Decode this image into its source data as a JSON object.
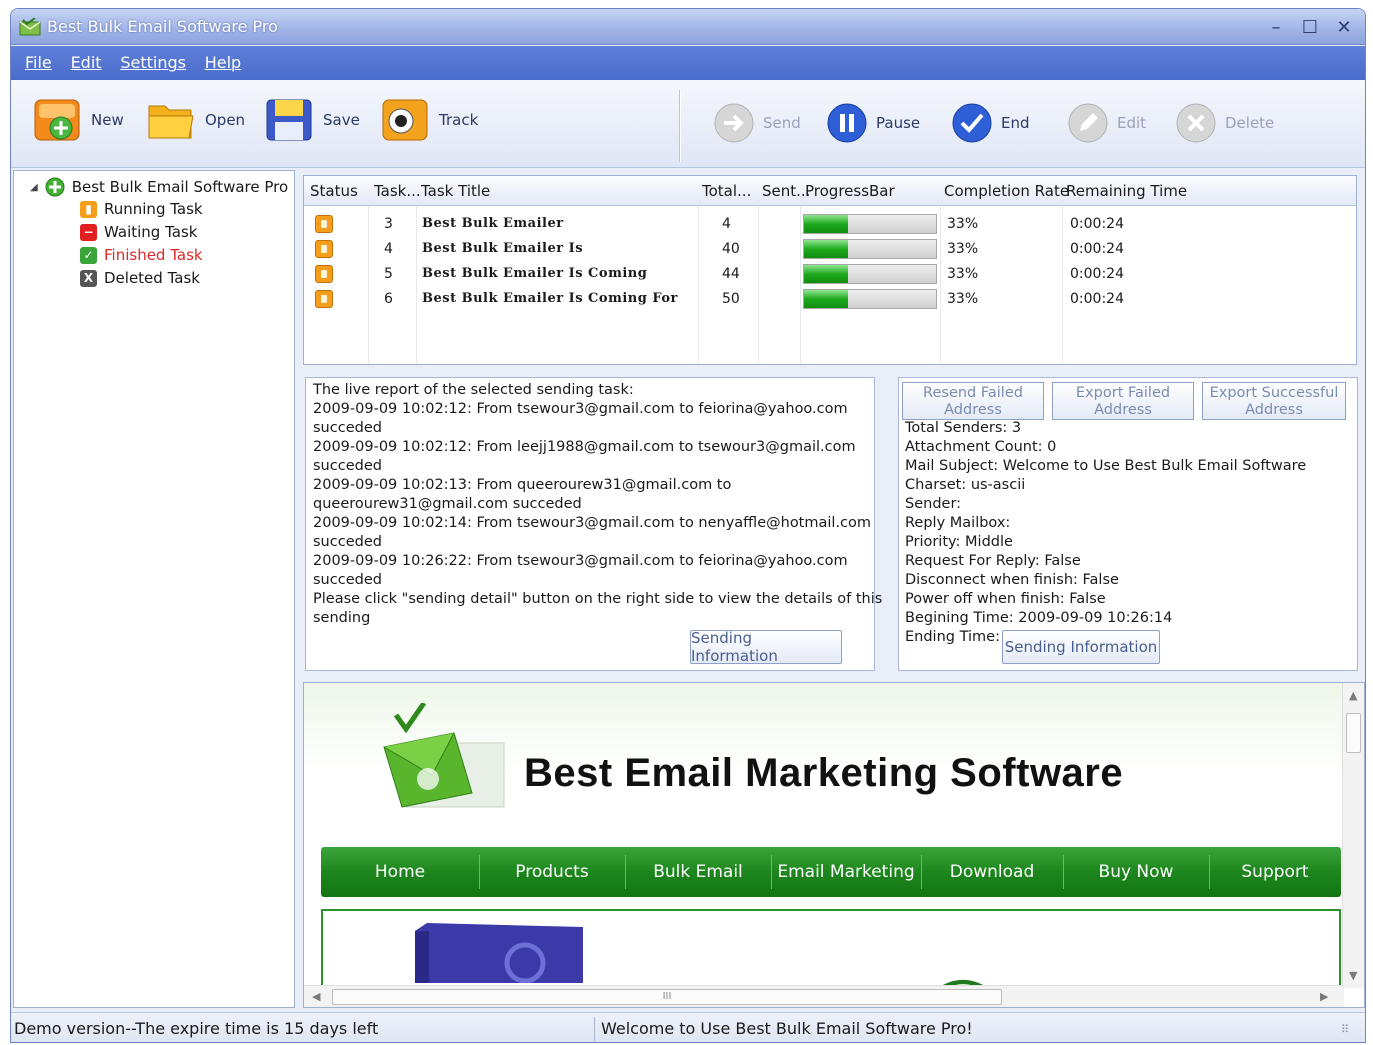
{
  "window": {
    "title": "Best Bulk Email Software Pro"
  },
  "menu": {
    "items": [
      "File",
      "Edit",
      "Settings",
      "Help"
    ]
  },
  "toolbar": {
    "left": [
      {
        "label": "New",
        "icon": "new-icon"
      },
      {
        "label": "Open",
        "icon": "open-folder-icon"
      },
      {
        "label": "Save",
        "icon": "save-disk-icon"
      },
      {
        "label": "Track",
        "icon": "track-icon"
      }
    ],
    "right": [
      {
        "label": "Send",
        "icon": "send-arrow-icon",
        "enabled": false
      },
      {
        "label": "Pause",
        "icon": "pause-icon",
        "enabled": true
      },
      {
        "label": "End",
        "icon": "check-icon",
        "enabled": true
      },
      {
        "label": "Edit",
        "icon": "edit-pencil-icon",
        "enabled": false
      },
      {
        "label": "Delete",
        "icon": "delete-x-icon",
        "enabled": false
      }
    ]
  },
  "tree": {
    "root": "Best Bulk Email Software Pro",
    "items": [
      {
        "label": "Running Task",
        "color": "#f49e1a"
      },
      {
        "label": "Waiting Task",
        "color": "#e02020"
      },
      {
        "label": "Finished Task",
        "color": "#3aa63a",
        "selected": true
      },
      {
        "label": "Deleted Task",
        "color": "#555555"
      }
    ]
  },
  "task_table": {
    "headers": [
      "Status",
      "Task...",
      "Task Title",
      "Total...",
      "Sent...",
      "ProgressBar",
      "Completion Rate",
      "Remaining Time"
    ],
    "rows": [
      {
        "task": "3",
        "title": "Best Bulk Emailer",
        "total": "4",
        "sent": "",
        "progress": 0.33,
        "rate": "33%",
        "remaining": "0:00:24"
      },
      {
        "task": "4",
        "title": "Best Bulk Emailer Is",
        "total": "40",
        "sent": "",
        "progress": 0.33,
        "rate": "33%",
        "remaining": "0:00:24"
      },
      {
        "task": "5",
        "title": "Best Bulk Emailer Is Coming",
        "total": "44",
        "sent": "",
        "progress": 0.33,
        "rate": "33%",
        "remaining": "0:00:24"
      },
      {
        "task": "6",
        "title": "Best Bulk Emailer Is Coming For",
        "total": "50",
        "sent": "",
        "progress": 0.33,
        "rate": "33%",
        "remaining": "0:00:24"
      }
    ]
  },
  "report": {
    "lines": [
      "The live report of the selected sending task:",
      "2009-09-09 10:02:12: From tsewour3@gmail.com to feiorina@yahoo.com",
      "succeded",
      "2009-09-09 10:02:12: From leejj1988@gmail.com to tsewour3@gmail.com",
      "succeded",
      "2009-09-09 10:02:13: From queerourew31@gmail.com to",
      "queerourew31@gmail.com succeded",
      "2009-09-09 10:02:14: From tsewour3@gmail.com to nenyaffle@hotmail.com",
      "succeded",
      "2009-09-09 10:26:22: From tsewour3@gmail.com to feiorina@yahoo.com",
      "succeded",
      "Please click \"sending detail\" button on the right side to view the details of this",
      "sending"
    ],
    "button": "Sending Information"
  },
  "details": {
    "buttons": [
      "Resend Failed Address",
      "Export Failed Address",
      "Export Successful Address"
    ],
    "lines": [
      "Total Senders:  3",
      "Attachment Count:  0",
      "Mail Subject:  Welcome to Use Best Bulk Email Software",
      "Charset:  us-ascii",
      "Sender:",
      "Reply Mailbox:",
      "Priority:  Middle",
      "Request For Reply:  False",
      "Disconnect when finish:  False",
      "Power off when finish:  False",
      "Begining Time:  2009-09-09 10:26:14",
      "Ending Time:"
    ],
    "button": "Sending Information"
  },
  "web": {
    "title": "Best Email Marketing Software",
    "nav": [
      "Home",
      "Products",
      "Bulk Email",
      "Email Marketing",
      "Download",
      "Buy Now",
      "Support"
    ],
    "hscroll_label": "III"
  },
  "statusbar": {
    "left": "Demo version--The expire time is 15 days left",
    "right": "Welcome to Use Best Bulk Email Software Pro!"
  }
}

--

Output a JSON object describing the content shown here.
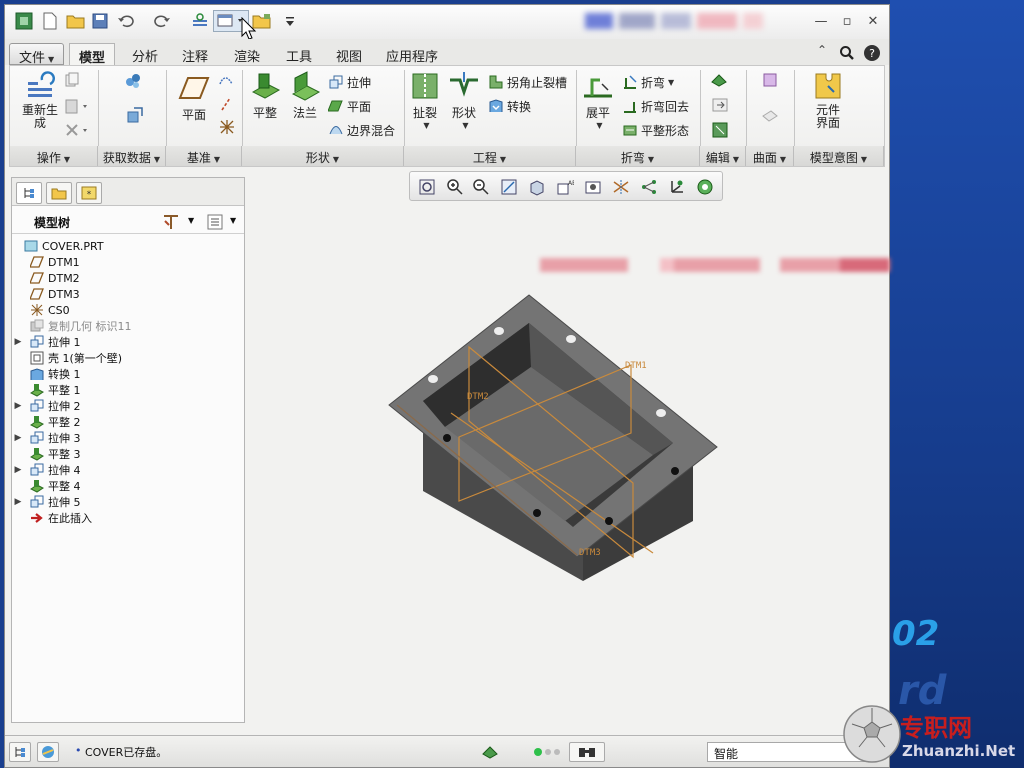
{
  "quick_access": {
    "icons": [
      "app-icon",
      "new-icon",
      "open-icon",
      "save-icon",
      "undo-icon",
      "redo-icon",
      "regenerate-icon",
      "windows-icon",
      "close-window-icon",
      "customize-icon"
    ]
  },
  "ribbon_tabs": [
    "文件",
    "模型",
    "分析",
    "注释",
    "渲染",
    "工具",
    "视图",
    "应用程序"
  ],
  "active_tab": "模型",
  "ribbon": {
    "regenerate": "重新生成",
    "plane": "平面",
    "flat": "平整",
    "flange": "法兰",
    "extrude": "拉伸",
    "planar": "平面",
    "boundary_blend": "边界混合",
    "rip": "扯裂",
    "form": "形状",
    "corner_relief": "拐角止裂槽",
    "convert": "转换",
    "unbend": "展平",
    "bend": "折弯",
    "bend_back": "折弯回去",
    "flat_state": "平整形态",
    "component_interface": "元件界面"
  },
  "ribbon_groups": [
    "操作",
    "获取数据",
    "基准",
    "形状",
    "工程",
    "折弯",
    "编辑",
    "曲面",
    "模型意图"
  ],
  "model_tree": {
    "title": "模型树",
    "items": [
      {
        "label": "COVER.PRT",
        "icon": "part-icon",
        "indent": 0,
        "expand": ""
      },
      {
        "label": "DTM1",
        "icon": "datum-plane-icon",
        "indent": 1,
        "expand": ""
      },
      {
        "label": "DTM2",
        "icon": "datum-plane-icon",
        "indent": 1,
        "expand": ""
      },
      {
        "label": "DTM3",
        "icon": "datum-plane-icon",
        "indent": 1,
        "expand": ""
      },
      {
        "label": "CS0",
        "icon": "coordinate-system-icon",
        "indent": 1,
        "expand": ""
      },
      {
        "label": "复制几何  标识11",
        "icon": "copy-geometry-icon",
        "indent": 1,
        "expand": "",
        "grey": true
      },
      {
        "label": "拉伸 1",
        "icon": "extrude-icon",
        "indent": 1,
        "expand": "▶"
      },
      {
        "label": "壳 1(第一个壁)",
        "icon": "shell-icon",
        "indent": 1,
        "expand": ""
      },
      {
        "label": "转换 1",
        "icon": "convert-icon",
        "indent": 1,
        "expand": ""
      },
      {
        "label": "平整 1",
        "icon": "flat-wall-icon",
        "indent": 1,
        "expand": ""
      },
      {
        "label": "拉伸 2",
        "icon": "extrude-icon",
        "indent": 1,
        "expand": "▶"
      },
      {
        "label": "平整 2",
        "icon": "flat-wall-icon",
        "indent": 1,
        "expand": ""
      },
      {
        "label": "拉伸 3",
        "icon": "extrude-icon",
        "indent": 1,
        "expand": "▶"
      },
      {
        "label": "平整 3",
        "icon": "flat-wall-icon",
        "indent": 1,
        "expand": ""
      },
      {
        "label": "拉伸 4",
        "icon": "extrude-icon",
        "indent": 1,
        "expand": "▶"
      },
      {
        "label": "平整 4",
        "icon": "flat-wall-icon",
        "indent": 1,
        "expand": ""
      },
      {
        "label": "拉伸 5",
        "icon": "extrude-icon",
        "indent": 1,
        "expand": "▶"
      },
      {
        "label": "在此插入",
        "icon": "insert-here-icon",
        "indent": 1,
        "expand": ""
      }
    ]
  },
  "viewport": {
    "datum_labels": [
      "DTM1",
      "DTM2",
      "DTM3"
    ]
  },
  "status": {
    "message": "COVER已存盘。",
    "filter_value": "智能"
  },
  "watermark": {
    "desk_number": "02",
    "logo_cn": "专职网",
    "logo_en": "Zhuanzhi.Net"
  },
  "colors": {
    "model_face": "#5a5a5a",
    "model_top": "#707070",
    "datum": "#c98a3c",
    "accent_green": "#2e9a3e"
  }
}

GOAL:
Return each line where "report" shows up.

THE OUTPUT:
  "report": {
      "The live report of the selected sending task:",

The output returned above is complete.